* [WHAT TO PRODUCE] Copy every line of the data that includes the string "this".

------ RECORDS TO PROCESS

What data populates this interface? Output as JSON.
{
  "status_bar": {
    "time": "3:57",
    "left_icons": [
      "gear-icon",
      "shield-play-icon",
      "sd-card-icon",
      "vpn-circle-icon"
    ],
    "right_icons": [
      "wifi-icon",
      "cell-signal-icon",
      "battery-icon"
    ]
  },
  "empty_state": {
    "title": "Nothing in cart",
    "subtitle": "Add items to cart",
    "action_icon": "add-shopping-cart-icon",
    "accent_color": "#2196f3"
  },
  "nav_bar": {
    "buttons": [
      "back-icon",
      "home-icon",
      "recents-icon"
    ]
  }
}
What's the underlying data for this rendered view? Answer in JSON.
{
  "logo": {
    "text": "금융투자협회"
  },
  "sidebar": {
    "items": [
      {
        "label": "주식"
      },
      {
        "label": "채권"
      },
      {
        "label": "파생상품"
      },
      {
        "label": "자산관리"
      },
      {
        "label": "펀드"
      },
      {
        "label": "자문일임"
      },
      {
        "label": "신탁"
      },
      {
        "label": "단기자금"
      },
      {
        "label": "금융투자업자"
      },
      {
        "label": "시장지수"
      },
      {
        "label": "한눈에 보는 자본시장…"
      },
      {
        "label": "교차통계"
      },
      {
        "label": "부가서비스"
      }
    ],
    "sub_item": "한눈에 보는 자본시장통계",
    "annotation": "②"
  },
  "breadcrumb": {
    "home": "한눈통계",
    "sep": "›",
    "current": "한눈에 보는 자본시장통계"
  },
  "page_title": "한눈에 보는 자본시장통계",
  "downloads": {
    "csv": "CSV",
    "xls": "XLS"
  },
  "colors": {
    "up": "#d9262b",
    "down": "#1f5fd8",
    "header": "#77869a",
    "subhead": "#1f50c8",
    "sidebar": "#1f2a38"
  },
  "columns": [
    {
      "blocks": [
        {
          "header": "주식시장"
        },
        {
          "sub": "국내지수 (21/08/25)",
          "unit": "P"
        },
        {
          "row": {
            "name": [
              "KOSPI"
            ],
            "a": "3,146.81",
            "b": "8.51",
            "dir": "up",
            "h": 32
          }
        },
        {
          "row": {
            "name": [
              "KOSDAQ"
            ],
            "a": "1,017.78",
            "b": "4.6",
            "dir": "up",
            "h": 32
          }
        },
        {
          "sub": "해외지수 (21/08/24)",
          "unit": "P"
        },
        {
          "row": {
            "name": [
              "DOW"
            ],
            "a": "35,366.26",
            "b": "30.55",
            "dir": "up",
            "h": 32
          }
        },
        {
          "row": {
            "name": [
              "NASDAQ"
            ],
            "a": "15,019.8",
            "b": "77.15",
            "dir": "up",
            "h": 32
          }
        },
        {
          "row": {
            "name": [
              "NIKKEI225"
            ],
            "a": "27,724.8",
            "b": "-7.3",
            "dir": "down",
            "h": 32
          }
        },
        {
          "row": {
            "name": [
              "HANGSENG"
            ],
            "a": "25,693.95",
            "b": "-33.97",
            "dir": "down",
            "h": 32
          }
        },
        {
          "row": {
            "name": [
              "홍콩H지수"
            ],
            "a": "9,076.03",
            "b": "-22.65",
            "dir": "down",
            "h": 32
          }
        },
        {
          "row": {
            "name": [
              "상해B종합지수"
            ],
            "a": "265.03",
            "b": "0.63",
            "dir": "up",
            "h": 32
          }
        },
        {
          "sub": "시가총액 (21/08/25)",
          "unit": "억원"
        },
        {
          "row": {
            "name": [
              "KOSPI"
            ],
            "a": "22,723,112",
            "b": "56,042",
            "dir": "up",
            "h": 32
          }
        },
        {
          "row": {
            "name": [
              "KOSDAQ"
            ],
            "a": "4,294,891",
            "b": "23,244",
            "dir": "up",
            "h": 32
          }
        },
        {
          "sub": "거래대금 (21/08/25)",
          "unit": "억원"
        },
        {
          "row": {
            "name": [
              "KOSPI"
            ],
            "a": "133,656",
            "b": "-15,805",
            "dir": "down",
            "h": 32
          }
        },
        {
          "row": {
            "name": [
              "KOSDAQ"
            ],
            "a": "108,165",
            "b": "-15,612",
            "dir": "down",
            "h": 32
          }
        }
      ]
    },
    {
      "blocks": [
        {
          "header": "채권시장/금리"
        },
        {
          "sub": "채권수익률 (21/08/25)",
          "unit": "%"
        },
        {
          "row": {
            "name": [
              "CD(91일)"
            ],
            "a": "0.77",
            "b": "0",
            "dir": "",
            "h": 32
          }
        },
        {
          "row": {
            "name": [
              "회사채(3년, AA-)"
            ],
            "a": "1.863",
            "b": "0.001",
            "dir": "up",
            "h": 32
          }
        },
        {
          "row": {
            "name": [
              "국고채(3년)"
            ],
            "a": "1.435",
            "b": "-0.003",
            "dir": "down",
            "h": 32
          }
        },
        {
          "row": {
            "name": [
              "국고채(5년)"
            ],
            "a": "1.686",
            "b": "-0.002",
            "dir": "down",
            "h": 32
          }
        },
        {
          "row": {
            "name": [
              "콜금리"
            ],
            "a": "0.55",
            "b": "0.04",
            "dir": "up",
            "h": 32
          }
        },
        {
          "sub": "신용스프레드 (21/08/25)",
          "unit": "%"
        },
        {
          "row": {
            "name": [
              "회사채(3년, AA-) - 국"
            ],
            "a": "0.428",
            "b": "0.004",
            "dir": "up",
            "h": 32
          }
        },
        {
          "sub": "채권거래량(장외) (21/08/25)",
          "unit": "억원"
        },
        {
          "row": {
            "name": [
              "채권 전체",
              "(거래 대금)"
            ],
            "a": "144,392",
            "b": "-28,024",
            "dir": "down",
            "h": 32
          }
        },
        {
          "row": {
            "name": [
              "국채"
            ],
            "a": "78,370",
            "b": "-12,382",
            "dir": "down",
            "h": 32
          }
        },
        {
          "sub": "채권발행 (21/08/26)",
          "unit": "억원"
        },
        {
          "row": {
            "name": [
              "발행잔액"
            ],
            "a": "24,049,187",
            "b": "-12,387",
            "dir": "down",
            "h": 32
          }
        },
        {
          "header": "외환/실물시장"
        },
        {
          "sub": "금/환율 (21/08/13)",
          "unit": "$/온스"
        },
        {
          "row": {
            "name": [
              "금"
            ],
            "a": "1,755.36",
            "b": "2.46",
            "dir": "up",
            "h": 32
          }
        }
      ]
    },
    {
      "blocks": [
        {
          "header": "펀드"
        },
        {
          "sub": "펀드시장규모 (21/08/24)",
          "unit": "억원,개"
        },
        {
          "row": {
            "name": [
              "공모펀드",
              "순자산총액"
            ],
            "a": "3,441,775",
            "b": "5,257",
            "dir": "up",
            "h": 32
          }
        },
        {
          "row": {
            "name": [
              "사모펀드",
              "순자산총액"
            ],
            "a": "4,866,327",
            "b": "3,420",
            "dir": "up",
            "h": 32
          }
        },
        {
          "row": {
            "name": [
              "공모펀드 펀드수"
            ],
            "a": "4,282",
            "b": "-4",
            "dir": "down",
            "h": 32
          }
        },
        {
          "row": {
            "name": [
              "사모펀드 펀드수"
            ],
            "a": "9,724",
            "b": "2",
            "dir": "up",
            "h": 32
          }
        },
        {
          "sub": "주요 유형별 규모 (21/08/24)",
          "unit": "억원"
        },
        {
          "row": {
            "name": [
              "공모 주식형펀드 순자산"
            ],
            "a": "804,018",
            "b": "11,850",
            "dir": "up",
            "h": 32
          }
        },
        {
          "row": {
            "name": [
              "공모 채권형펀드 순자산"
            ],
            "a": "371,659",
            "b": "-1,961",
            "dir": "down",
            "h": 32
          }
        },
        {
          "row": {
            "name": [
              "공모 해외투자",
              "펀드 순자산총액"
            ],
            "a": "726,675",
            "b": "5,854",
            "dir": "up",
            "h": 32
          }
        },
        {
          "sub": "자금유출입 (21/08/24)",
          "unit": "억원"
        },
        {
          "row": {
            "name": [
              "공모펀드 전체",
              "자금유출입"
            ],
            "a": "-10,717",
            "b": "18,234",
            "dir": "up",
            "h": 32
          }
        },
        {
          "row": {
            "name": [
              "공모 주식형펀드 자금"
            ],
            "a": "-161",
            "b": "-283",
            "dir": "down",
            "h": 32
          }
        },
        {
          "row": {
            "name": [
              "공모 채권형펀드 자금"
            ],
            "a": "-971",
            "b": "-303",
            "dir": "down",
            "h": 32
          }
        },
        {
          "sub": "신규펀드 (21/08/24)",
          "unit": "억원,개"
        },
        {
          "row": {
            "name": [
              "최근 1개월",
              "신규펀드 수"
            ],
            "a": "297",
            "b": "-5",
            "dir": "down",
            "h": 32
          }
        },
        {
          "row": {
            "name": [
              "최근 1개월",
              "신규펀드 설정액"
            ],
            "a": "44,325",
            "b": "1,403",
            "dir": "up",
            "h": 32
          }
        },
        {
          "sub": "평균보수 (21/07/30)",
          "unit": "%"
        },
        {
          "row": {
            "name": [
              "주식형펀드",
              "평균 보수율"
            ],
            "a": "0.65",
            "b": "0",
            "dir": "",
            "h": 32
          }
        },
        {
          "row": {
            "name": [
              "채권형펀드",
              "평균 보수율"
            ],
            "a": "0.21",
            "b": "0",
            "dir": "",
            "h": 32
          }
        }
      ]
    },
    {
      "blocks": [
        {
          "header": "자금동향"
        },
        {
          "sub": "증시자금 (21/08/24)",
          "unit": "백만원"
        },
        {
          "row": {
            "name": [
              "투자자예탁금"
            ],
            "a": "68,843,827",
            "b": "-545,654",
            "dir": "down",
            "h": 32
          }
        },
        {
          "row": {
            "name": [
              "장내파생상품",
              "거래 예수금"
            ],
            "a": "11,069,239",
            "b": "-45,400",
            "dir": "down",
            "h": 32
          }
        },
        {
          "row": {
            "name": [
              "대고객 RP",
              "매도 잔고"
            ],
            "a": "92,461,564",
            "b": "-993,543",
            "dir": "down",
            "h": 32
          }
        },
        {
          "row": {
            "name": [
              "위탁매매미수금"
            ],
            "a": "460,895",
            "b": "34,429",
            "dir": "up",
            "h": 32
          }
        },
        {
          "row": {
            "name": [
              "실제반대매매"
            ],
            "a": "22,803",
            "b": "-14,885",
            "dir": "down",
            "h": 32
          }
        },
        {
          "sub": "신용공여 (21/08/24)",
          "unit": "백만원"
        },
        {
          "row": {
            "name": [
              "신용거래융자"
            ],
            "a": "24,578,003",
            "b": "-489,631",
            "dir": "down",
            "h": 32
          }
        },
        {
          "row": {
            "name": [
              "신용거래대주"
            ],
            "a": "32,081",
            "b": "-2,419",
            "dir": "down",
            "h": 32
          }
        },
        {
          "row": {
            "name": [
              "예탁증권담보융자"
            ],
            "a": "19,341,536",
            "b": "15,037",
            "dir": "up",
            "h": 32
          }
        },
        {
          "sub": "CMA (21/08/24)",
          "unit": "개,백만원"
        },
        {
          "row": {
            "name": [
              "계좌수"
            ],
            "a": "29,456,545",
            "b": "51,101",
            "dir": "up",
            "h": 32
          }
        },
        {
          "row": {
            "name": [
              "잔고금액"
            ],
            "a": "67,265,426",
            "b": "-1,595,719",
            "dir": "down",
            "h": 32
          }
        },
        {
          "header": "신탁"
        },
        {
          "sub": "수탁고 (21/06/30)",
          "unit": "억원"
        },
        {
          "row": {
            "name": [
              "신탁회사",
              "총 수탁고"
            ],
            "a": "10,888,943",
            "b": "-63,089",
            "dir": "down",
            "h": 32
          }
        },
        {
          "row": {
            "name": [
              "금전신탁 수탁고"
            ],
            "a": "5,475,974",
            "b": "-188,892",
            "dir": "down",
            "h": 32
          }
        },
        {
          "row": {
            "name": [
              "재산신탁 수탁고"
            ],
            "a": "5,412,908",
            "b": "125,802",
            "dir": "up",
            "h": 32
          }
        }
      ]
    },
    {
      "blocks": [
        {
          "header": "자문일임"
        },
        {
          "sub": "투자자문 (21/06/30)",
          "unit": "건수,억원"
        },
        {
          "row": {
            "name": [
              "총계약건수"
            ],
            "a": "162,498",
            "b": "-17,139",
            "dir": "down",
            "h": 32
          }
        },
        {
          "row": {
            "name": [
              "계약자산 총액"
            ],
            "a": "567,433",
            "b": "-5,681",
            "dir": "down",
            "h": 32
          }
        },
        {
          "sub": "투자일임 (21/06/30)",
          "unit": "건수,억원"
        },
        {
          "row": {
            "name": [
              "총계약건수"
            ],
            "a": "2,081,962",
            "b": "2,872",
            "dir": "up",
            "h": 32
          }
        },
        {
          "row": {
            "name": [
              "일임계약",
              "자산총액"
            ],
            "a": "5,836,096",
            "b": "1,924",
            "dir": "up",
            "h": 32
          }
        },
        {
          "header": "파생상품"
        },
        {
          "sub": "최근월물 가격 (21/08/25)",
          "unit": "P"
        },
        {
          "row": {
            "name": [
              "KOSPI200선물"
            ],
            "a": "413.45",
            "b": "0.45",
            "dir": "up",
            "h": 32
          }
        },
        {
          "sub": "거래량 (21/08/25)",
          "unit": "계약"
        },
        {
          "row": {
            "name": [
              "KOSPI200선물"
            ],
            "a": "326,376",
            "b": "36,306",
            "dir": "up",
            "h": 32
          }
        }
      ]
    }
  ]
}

------------

* [EXERCISE ANSWER]
What data populates this interface? Output as JSON.
What's the underlying data for this rendered view? Answer in JSON.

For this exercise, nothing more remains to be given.